_Objective_
The entries below should be output exactly as written.

_Provided records_
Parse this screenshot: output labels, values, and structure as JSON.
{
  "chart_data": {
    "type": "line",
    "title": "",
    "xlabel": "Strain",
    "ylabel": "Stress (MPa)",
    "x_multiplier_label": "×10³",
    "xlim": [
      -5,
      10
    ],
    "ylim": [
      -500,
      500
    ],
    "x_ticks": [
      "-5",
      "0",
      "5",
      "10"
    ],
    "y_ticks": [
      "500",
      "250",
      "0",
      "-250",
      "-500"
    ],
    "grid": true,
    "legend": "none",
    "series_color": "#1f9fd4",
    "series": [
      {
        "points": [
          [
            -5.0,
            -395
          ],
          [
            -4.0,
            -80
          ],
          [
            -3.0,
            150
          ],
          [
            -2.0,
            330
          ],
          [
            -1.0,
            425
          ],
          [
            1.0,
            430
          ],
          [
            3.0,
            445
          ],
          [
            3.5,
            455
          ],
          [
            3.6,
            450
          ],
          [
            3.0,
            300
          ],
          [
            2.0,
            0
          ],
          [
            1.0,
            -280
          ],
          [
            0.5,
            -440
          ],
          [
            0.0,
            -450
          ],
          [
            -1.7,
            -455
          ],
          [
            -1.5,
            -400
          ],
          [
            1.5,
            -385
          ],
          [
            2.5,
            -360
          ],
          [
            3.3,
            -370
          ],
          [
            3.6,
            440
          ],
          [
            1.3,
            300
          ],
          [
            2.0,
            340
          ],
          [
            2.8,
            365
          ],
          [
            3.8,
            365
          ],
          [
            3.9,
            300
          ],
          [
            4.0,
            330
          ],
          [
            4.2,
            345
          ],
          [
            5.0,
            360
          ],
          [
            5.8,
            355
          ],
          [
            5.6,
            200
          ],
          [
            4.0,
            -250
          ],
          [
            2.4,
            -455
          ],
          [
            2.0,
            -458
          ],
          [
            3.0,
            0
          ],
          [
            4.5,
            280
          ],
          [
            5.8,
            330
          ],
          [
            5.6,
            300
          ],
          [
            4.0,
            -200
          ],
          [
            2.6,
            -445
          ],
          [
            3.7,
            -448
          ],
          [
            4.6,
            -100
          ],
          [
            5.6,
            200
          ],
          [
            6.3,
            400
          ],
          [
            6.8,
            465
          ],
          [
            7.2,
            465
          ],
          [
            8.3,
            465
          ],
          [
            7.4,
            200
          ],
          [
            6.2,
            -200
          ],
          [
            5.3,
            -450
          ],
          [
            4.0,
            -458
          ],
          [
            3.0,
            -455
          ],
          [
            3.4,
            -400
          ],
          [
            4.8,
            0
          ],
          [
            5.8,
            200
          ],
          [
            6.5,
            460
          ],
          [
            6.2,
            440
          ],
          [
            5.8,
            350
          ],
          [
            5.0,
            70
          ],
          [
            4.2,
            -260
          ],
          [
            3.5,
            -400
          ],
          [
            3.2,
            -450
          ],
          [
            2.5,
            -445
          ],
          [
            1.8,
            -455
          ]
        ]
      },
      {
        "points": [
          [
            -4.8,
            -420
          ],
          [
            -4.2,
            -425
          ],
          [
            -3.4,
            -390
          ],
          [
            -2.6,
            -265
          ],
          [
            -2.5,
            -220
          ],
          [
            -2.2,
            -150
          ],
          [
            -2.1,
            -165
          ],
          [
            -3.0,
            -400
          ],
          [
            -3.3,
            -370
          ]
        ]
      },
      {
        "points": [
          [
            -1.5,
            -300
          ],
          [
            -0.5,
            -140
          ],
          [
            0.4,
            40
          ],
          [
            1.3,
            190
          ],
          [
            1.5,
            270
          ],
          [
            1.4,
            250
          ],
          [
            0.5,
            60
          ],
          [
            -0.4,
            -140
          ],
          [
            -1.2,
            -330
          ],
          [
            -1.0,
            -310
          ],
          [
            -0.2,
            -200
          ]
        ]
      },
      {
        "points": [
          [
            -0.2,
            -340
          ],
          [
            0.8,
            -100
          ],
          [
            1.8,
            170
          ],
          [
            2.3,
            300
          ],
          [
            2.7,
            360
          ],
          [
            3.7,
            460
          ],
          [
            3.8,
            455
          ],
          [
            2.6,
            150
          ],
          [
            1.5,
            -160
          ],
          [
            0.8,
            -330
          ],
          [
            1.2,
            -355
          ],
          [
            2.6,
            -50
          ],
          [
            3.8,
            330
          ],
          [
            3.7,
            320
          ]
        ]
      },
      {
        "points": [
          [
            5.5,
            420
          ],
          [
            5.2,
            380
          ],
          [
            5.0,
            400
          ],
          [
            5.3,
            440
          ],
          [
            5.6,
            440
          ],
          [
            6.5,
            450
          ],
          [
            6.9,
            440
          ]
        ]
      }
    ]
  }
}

_Reply_
Parse this screenshot: output labels, values, and structure as JSON.
{
  "chart_data": {
    "type": "line",
    "title": "",
    "xlabel": "Strain",
    "ylabel": "Stress (MPa)",
    "x_multiplier_label": "×10³",
    "xlim": [
      -5,
      10
    ],
    "ylim": [
      -500,
      500
    ],
    "x_ticks": [
      "-5",
      "0",
      "5",
      "10"
    ],
    "y_ticks": [
      "500",
      "250",
      "0",
      "-250",
      "-500"
    ],
    "grid": true,
    "legend": "none",
    "series_color": "#1f9fd4",
    "series": [
      {
        "points": [
          [
            -5.0,
            -395
          ],
          [
            -4.0,
            -80
          ],
          [
            -3.0,
            150
          ],
          [
            -2.0,
            330
          ],
          [
            -1.0,
            425
          ],
          [
            1.0,
            430
          ],
          [
            3.0,
            445
          ],
          [
            3.5,
            455
          ],
          [
            3.6,
            450
          ],
          [
            3.0,
            300
          ],
          [
            2.0,
            0
          ],
          [
            1.0,
            -280
          ],
          [
            0.5,
            -440
          ],
          [
            0.0,
            -450
          ],
          [
            -1.7,
            -455
          ],
          [
            -1.5,
            -400
          ],
          [
            1.5,
            -385
          ],
          [
            2.5,
            -360
          ],
          [
            3.3,
            -370
          ],
          [
            3.6,
            440
          ],
          [
            1.3,
            300
          ],
          [
            2.0,
            340
          ],
          [
            2.8,
            365
          ],
          [
            3.8,
            365
          ],
          [
            3.9,
            300
          ],
          [
            4.0,
            330
          ],
          [
            4.2,
            345
          ],
          [
            5.0,
            360
          ],
          [
            5.8,
            355
          ],
          [
            5.6,
            200
          ],
          [
            4.0,
            -250
          ],
          [
            2.4,
            -455
          ],
          [
            2.0,
            -458
          ],
          [
            3.0,
            0
          ],
          [
            4.5,
            280
          ],
          [
            5.8,
            330
          ],
          [
            5.6,
            300
          ],
          [
            4.0,
            -200
          ],
          [
            2.6,
            -445
          ],
          [
            3.7,
            -448
          ],
          [
            4.6,
            -100
          ],
          [
            5.6,
            200
          ],
          [
            6.3,
            400
          ],
          [
            6.8,
            465
          ],
          [
            7.2,
            465
          ],
          [
            8.3,
            465
          ],
          [
            7.4,
            200
          ],
          [
            6.2,
            -200
          ],
          [
            5.3,
            -450
          ],
          [
            4.0,
            -458
          ],
          [
            3.0,
            -455
          ],
          [
            3.4,
            -400
          ],
          [
            4.8,
            0
          ],
          [
            5.8,
            200
          ],
          [
            6.5,
            460
          ],
          [
            6.2,
            440
          ],
          [
            5.8,
            350
          ],
          [
            5.0,
            70
          ],
          [
            4.2,
            -260
          ],
          [
            3.5,
            -400
          ],
          [
            3.2,
            -450
          ],
          [
            2.5,
            -445
          ],
          [
            1.8,
            -455
          ]
        ]
      },
      {
        "points": [
          [
            -4.8,
            -420
          ],
          [
            -4.2,
            -425
          ],
          [
            -3.4,
            -390
          ],
          [
            -2.6,
            -265
          ],
          [
            -2.5,
            -220
          ],
          [
            -2.2,
            -150
          ],
          [
            -2.1,
            -165
          ],
          [
            -3.0,
            -400
          ],
          [
            -3.3,
            -370
          ]
        ]
      },
      {
        "points": [
          [
            -1.5,
            -300
          ],
          [
            -0.5,
            -140
          ],
          [
            0.4,
            40
          ],
          [
            1.3,
            190
          ],
          [
            1.5,
            270
          ],
          [
            1.4,
            250
          ],
          [
            0.5,
            60
          ],
          [
            -0.4,
            -140
          ],
          [
            -1.2,
            -330
          ],
          [
            -1.0,
            -310
          ],
          [
            -0.2,
            -200
          ]
        ]
      },
      {
        "points": [
          [
            -0.2,
            -340
          ],
          [
            0.8,
            -100
          ],
          [
            1.8,
            170
          ],
          [
            2.3,
            300
          ],
          [
            2.7,
            360
          ],
          [
            3.7,
            460
          ],
          [
            3.8,
            455
          ],
          [
            2.6,
            150
          ],
          [
            1.5,
            -160
          ],
          [
            0.8,
            -330
          ],
          [
            1.2,
            -355
          ],
          [
            2.6,
            -50
          ],
          [
            3.8,
            330
          ],
          [
            3.7,
            320
          ]
        ]
      },
      {
        "points": [
          [
            5.5,
            420
          ],
          [
            5.2,
            380
          ],
          [
            5.0,
            400
          ],
          [
            5.3,
            440
          ],
          [
            5.6,
            440
          ],
          [
            6.5,
            450
          ],
          [
            6.9,
            440
          ]
        ]
      }
    ]
  }
}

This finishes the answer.